#### [WHAT IS ASKED]
Locate the string "footer" in the records below. Copy every line where it occurs.

--- START ---

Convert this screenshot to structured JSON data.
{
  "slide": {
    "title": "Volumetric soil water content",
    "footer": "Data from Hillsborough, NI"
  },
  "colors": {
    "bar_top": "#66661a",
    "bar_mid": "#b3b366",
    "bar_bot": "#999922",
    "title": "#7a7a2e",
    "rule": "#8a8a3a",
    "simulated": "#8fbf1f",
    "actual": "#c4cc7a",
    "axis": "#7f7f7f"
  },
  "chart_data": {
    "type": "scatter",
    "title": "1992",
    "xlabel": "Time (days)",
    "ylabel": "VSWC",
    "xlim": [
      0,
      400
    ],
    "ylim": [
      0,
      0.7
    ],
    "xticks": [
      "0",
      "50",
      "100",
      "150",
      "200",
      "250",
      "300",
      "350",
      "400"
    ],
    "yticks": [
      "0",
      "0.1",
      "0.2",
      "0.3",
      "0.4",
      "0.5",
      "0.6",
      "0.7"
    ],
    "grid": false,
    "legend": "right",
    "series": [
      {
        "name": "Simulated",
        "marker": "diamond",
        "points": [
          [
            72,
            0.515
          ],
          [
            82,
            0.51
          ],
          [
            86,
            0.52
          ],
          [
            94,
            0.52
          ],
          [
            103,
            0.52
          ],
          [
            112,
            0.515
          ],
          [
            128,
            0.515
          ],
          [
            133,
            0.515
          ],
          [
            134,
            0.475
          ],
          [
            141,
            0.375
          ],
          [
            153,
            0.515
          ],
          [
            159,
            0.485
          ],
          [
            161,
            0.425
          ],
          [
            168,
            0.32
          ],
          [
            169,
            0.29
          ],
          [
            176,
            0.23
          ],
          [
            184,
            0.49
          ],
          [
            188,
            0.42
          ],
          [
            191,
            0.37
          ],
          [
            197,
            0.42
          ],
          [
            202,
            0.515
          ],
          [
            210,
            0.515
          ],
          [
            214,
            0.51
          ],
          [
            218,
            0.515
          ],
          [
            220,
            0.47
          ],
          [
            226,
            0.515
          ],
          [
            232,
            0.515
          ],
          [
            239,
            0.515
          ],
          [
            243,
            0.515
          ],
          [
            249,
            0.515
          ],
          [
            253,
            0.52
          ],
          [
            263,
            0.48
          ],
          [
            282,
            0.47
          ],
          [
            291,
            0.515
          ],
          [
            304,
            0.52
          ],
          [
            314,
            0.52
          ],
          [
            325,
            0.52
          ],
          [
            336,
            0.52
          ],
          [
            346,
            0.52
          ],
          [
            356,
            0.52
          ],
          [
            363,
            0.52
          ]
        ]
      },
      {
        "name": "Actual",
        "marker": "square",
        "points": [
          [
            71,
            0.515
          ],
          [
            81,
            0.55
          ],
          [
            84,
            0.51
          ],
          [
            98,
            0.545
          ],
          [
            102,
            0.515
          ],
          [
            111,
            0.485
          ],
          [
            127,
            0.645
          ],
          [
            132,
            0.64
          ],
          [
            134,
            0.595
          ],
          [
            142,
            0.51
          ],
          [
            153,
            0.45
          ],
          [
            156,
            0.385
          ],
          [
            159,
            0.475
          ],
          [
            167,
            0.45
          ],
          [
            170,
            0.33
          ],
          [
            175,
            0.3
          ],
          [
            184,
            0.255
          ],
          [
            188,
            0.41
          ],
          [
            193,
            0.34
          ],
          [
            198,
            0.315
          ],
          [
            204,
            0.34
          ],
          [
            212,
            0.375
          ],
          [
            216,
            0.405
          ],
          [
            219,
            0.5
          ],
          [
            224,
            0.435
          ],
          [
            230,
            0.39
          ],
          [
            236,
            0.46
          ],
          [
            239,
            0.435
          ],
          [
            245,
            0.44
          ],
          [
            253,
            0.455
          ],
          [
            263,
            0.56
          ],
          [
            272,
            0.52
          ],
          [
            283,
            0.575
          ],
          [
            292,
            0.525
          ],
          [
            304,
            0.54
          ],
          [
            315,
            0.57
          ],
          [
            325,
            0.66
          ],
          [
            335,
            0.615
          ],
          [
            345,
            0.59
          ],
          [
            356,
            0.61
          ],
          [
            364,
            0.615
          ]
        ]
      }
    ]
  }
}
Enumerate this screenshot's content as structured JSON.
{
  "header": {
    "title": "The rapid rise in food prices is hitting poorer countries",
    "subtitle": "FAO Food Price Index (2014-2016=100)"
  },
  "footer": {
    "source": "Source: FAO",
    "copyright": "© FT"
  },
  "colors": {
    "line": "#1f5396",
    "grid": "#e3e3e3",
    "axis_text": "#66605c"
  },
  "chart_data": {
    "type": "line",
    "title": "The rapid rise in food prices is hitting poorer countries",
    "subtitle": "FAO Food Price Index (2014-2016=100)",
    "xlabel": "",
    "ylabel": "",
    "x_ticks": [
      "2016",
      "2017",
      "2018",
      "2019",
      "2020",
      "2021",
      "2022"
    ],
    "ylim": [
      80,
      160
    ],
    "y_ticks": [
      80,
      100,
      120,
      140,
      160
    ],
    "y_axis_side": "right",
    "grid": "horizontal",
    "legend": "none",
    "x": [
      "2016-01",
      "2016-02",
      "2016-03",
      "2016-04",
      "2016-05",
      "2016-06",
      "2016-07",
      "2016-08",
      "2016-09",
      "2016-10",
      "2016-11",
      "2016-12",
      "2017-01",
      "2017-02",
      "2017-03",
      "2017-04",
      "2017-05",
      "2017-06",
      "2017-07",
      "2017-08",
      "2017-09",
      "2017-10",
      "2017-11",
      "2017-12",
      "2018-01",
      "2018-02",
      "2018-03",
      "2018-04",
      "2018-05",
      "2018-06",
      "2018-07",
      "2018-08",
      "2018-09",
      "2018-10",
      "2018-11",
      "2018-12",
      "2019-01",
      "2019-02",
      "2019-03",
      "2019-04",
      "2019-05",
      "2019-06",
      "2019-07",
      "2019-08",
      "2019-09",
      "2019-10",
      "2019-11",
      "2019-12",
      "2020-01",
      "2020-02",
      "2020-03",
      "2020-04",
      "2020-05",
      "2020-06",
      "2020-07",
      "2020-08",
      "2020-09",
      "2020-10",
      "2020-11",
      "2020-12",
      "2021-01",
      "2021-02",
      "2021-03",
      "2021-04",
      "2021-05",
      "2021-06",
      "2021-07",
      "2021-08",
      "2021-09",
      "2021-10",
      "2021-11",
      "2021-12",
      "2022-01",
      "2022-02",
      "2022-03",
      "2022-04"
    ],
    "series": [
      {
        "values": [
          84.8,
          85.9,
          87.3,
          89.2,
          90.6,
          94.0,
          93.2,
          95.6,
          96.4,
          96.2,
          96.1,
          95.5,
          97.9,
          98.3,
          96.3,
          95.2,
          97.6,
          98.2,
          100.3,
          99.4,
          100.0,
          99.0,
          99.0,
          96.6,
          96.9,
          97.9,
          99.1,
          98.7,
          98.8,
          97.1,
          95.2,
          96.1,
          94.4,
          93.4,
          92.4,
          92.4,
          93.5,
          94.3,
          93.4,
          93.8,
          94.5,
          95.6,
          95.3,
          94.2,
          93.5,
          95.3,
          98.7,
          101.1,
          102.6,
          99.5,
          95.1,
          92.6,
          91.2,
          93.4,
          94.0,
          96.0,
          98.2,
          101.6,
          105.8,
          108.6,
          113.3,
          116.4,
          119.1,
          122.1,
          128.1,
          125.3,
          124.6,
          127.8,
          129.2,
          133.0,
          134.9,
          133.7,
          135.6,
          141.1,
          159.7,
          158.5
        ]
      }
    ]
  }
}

--- END ---

#### [RESULT FOR THIS EXERCISE]
    "footer": "Data from Hillsborough, NI"
  "footer": {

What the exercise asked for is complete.